Stated exercise
Go through the records and extract every line with the word "Operating".
----- Information supplied
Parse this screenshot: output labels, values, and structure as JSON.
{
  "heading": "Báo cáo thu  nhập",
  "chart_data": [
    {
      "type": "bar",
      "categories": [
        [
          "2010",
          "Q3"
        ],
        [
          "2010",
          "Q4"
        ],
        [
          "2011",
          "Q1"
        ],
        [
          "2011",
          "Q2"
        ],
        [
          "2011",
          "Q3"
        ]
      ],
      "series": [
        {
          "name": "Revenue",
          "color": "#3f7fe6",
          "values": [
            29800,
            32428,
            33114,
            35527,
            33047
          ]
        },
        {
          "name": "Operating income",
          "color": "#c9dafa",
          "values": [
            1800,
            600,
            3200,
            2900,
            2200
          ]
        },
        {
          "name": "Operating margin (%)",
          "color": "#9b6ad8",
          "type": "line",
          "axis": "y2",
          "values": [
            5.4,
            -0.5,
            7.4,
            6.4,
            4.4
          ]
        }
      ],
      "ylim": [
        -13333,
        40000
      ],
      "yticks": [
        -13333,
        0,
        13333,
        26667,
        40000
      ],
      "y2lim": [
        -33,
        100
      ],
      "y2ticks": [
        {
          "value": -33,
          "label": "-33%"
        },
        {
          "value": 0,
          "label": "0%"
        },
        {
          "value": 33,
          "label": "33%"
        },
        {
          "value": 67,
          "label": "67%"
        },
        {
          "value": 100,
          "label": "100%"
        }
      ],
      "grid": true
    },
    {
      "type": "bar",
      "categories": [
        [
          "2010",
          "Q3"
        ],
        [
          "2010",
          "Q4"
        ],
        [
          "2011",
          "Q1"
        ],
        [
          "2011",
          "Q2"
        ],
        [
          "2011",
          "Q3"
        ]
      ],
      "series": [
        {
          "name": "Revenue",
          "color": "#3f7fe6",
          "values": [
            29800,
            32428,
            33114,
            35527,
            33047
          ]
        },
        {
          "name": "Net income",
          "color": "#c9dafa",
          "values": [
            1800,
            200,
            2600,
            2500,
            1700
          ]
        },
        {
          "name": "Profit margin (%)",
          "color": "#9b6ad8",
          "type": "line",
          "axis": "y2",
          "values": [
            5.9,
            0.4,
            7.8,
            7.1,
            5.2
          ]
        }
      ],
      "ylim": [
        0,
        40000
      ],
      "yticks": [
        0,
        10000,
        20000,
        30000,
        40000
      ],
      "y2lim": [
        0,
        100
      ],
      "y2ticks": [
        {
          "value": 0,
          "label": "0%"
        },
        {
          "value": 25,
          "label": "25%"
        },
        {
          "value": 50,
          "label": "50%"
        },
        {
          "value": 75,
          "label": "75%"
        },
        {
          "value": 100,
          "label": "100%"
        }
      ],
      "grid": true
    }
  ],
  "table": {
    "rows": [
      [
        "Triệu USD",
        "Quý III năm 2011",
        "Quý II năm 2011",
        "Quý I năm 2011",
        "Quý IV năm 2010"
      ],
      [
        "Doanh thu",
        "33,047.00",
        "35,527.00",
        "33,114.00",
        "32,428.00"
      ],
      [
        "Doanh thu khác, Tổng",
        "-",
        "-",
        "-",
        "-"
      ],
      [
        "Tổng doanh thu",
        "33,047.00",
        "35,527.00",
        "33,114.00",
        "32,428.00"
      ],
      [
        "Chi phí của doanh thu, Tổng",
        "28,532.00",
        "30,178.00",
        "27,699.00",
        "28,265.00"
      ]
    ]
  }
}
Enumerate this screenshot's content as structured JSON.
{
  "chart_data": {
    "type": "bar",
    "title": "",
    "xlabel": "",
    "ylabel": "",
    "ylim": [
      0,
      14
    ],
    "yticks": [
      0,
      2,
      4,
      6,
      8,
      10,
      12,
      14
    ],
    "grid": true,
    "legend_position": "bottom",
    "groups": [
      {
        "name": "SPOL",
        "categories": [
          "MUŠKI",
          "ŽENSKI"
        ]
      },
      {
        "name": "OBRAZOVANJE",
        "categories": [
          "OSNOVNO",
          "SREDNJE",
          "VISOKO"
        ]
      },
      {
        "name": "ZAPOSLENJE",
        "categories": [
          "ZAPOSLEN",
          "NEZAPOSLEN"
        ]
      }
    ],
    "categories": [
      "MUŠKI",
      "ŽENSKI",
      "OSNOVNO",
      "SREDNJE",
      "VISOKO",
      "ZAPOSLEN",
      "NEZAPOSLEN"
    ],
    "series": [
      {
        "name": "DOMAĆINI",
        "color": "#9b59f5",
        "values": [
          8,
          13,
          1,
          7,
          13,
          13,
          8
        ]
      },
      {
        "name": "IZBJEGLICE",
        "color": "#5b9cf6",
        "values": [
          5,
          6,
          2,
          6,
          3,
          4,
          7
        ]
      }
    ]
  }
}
----------
Answer to this problem
          "name": "Operating income",
          "name": "Operating margin (%)",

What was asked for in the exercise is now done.